— Input —
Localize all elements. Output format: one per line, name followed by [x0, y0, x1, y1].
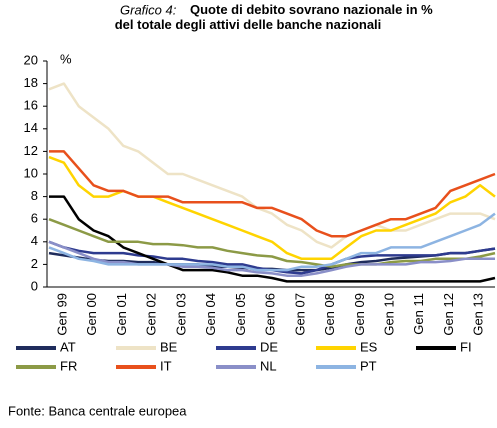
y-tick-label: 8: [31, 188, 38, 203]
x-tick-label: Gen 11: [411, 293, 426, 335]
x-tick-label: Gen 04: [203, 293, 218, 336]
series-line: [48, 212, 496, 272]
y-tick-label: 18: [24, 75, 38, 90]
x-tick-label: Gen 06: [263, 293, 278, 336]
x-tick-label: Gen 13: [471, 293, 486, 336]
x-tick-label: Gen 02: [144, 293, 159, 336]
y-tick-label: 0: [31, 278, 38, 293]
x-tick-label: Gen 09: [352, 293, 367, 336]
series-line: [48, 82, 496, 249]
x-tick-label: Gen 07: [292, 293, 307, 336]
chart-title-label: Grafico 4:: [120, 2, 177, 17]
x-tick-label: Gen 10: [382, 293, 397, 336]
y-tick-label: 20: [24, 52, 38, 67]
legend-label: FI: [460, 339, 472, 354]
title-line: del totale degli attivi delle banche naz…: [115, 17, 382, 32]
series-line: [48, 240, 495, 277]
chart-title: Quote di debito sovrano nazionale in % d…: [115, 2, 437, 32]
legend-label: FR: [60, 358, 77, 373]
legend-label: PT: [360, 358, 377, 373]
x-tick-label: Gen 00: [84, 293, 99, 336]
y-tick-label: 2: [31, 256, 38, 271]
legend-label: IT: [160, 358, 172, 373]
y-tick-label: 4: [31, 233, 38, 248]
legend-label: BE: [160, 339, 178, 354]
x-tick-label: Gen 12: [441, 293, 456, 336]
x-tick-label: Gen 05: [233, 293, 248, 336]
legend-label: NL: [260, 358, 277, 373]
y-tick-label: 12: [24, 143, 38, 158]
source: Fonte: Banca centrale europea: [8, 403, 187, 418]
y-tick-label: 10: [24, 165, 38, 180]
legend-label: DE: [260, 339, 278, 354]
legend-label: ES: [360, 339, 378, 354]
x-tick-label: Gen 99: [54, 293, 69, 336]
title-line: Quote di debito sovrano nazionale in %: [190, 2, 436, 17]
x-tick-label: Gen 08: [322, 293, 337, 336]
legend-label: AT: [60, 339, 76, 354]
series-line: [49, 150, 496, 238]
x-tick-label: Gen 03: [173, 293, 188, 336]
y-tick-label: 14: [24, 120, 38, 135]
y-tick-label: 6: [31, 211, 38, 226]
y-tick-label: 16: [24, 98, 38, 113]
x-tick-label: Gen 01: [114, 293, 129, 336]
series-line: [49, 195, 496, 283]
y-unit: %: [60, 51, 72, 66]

==

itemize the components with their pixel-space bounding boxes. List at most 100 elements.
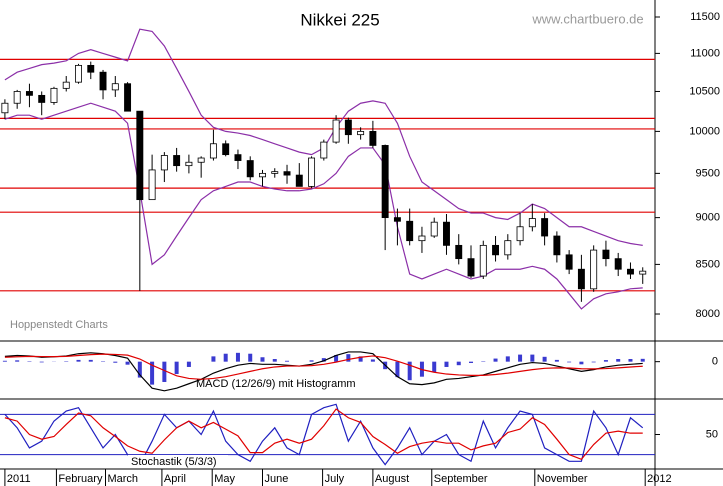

— What needs to be done —
Reproduce the listing lines verbatim, beginning with the line containing "Localize all elements." and continuing through the line containing "chart-title: Quote di", both included. Leave the pictures out of your answer.

— Exercise output —
Localize all elements. Output format: one per line, name followed by [x0, y0, x1, y1].
y-tick-label: 8: [31, 188, 38, 203]
x-tick-label: Gen 11: [411, 293, 426, 335]
x-tick-label: Gen 04: [203, 293, 218, 336]
series-line: [48, 212, 496, 272]
y-tick-label: 18: [24, 75, 38, 90]
x-tick-label: Gen 06: [263, 293, 278, 336]
x-tick-label: Gen 13: [471, 293, 486, 336]
x-tick-label: Gen 02: [144, 293, 159, 336]
y-tick-label: 0: [31, 278, 38, 293]
x-tick-label: Gen 09: [352, 293, 367, 336]
series-line: [48, 82, 496, 249]
x-tick-label: Gen 07: [292, 293, 307, 336]
chart-title-label: Grafico 4:: [120, 2, 177, 17]
x-tick-label: Gen 10: [382, 293, 397, 336]
y-tick-label: 20: [24, 52, 38, 67]
legend-label: FI: [460, 339, 472, 354]
title-line: del totale degli attivi delle banche naz…: [115, 17, 382, 32]
series-line: [48, 240, 495, 277]
chart-title: Quote di debito sovrano nazionale in % d…: [115, 2, 437, 32]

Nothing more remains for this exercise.